▶ **PROBLEM**
Give back each entry unchanged, minus pictures.

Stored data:
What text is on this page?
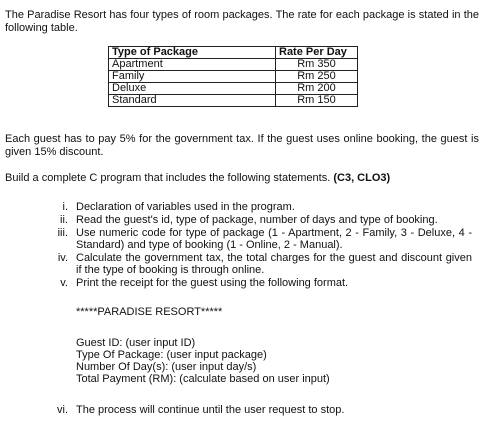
The Paradise Resort has four types of room packages. The rate for each package is stated in the following table.

Type of Package	Rate Per Day
Apartment	Rm 350
Family	Rm 250
Deluxe	Rm 200
Standard	Rm 150

Each guest has to pay 5% for the government tax. If the guest uses online booking, the guest is given 15% discount.

Build a complete C program that includes the following statements. (C3, CLO3)

i. Declaration of variables used in the program.
ii. Read the guest's id, type of package, number of days and type of booking.
iii. Use numeric code for type of package (1 - Apartment, 2 - Family, 3 - Deluxe, 4 - Standard) and type of booking (1 - Online, 2 - Manual).
iv. Calculate the government tax, the total charges for the guest and discount given if the type of booking is through online.
v. Print the receipt for the guest using the following format.
*****PARADISE RESORT*****
Guest ID: (user input ID)
Type Of Package: (user input package)
Number Of Day(s): (user input day/s)
Total Payment (RM): (calculate based on user input)
vi. The process will continue until the user request to stop.
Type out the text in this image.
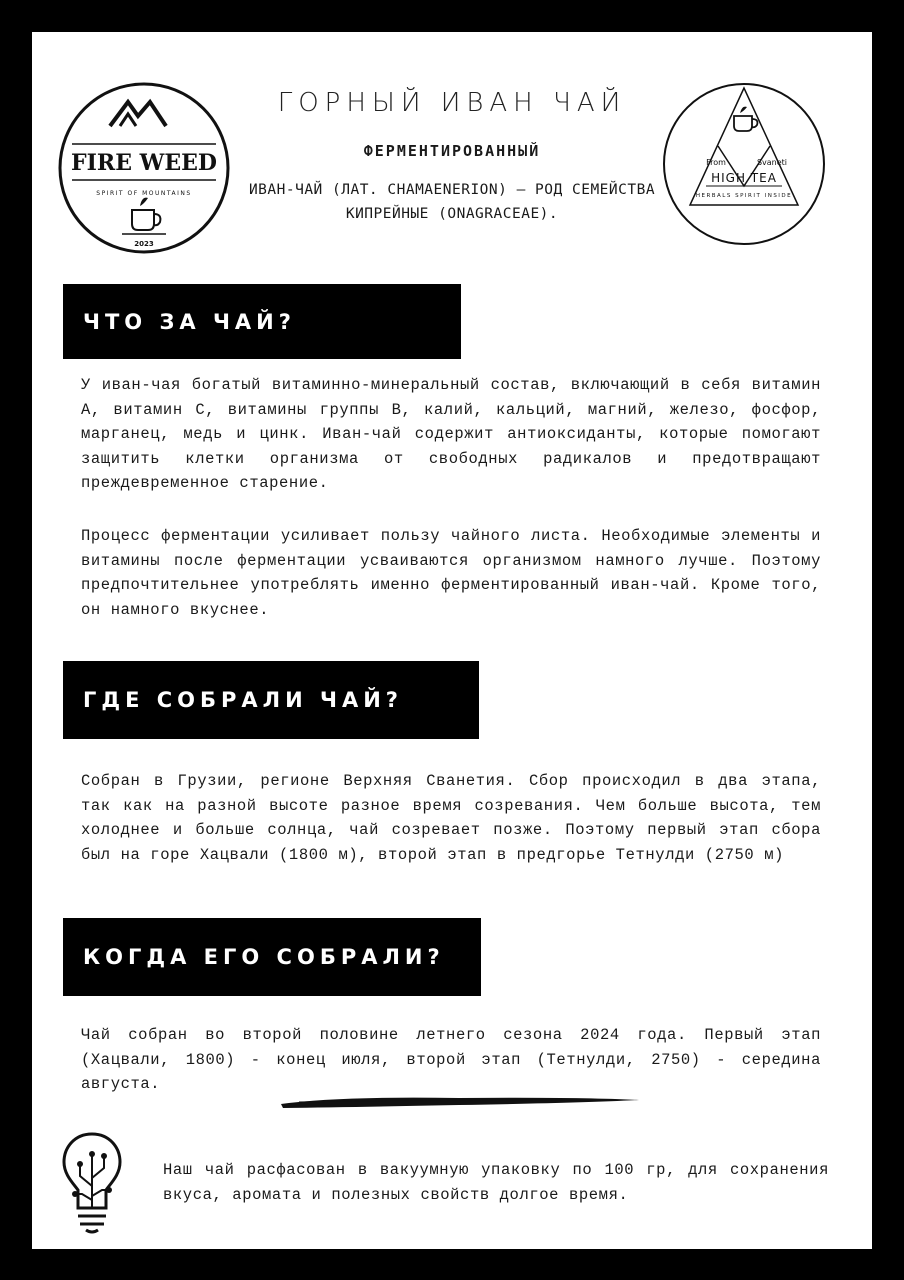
FIRE WEED
SPIRIT OF MOUNTAINS
2023
ГОРНЫЙ ИВАН ЧАЙ
ФЕРМЕНТИРОВАННЫЙ
ИВАН-ЧАЙ (ЛАТ. CHAMAENERION) — РОД СЕМЕЙСТВА КИПРЕЙНЫЕ (ONAGRACEAE).
From	Svaneti
HIGH TEA
HERBALS SPIRIT INSIDE
ЧТО ЗА ЧАЙ?
У иван-чая богатый витаминно-минеральный состав, включающий в себя витамин А, витамин С, витамины группы В, калий, кальций, магний, железо, фосфор, марганец, медь и цинк. Иван-чай содержит антиоксиданты, которые помогают защитить клетки организма от свободных радикалов и предотвращают преждевременное старение.
Процесс ферментации усиливает пользу чайного листа. Необходимые элементы и витамины после ферментации усваиваются организмом намного лучше. Поэтому предпочтительнее употреблять именно ферментированный иван-чай. Кроме того, он намного вкуснее.
ГДЕ СОБРАЛИ ЧАЙ?
Собран в Грузии, регионе Верхняя Сванетия. Сбор происходил в два этапа, так как на разной высоте разное время созревания. Чем больше высота, тем холоднее и больше солнца, чай созревает позже. Поэтому первый этап сбора был на горе Хацвали (1800 м), второй этап в предгорье Тетнулди (2750 м)
КОГДА ЕГО СОБРАЛИ?
Чай собран во второй половине летнего сезона 2024 года. Первый этап (Хацвали, 1800) - конец июля, второй этап (Тетнулди, 2750) - середина августа.
Наш чай расфасован в вакуумную упаковку по 100 гр, для сохранения вкуса, аромата и полезных свойств долгое время.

▶ **TASK ANSWER**
What text is on this page?
The Paradise Resort has four types of room packages. The rate for each package is stated in the following table.

Type of Package	Rate Per Day
Apartment	Rm 350
Family	Rm 250
Deluxe	Rm 200
Standard	Rm 150

Each guest has to pay 5% for the government tax. If the guest uses online booking, the guest is given 15% discount.

Build a complete C program that includes the following statements. (C3, CLO3)

i. Declaration of variables used in the program.
ii. Read the guest's id, type of package, number of days and type of booking.
iii. Use numeric code for type of package (1 - Apartment, 2 - Family, 3 - Deluxe, 4 - Standard) and type of booking (1 - Online, 2 - Manual).
iv. Calculate the government tax, the total charges for the guest and discount given if the type of booking is through online.
v. Print the receipt for the guest using the following format.
*****PARADISE RESORT*****
Guest ID: (user input ID)
Type Of Package: (user input package)
Number Of Day(s): (user input day/s)
Total Payment (RM): (calculate based on user input)
vi. The process will continue until the user request to stop.
Type out the text in this image.
FIRE WEED
SPIRIT OF MOUNTAINS
2023
ГОРНЫЙ ИВАН ЧАЙ
ФЕРМЕНТИРОВАННЫЙ
ИВАН-ЧАЙ (ЛАТ. CHAMAENERION) — РОД СЕМЕЙСТВА КИПРЕЙНЫЕ (ONAGRACEAE).
From	Svaneti
HIGH TEA
HERBALS SPIRIT INSIDE
ЧТО ЗА ЧАЙ?
У иван-чая богатый витаминно-минеральный состав, включающий в себя витамин А, витамин С, витамины группы В, калий, кальций, магний, железо, фосфор, марганец, медь и цинк. Иван-чай содержит антиоксиданты, которые помогают защитить клетки организма от свободных радикалов и предотвращают преждевременное старение.
Процесс ферментации усиливает пользу чайного листа. Необходимые элементы и витамины после ферментации усваиваются организмом намного лучше. Поэтому предпочтительнее употреблять именно ферментированный иван-чай. Кроме того, он намного вкуснее.
ГДЕ СОБРАЛИ ЧАЙ?
Собран в Грузии, регионе Верхняя Сванетия. Сбор происходил в два этапа, так как на разной высоте разное время созревания. Чем больше высота, тем холоднее и больше солнца, чай созревает позже. Поэтому первый этап сбора был на горе Хацвали (1800 м), второй этап в предгорье Тетнулди (2750 м)
КОГДА ЕГО СОБРАЛИ?
Чай собран во второй половине летнего сезона 2024 года. Первый этап (Хацвали, 1800) - конец июля, второй этап (Тетнулди, 2750) - середина августа.
Наш чай расфасован в вакуумную упаковку по 100 гр, для сохранения вкуса, аромата и полезных свойств долгое время.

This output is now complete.